Records for the exercise
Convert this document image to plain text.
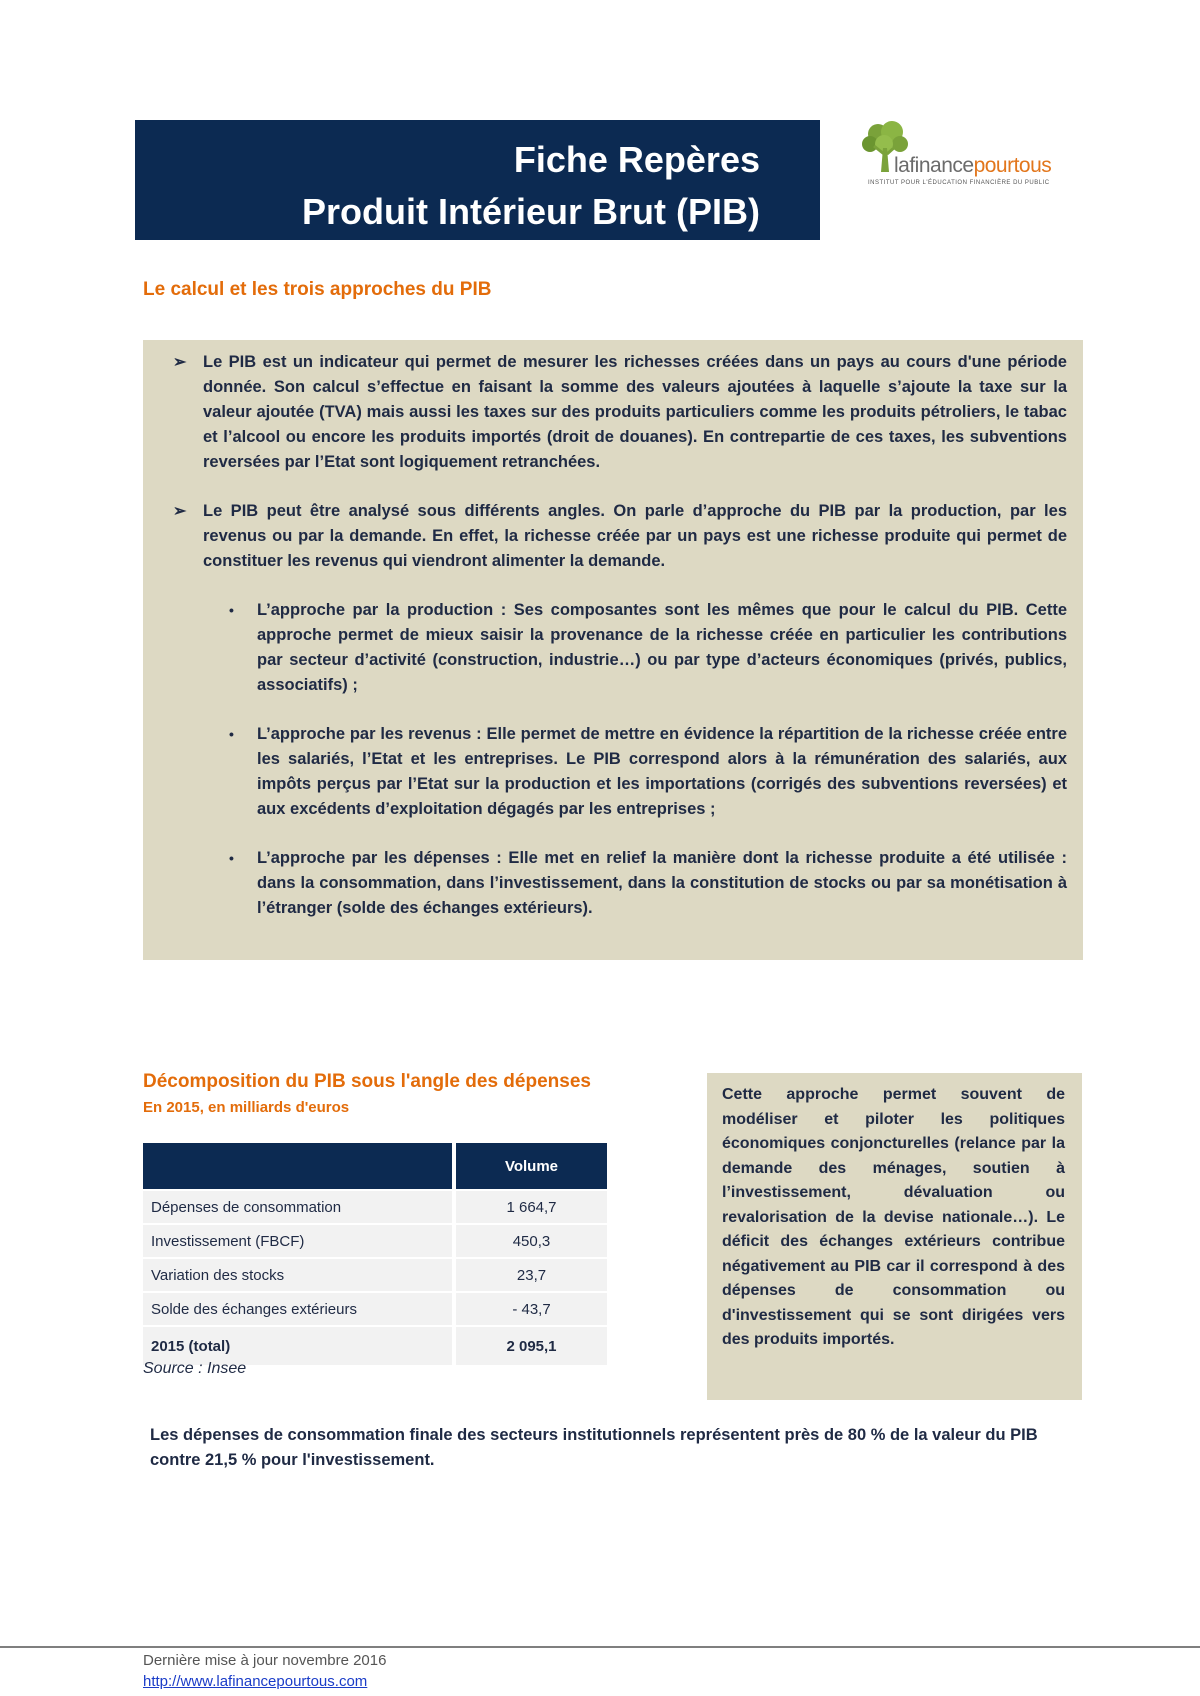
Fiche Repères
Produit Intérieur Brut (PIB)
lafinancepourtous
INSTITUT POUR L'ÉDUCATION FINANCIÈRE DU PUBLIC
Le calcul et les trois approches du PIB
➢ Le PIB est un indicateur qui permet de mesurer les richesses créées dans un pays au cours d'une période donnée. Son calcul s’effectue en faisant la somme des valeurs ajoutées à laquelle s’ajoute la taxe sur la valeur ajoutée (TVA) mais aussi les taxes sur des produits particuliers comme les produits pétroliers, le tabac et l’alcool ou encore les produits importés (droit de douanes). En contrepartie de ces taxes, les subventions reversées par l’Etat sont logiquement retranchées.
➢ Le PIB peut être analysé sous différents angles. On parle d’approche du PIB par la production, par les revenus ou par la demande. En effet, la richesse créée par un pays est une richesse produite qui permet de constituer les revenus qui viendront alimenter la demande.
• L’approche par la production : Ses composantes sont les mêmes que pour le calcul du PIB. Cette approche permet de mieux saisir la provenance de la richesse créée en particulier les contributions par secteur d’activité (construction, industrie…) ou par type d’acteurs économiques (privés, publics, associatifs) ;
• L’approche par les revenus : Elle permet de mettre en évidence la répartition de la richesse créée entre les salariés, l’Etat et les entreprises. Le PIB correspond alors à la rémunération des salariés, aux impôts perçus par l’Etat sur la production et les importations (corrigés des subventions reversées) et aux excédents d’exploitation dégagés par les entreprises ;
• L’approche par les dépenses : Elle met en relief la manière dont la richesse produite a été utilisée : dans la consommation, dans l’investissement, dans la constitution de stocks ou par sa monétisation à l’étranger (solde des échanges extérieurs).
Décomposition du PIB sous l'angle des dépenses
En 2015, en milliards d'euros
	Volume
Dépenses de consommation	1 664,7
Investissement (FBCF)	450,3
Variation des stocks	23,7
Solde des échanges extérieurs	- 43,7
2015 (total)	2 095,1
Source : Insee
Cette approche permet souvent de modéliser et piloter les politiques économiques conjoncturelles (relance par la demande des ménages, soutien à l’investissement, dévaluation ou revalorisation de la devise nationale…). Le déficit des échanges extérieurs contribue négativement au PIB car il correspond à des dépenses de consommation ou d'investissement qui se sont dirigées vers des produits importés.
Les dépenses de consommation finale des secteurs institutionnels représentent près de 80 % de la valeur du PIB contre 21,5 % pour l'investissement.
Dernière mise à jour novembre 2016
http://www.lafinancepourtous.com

Task
In the entries above, how many lines contain the word "sous"? Answer with the number only.

Output for this exercise
2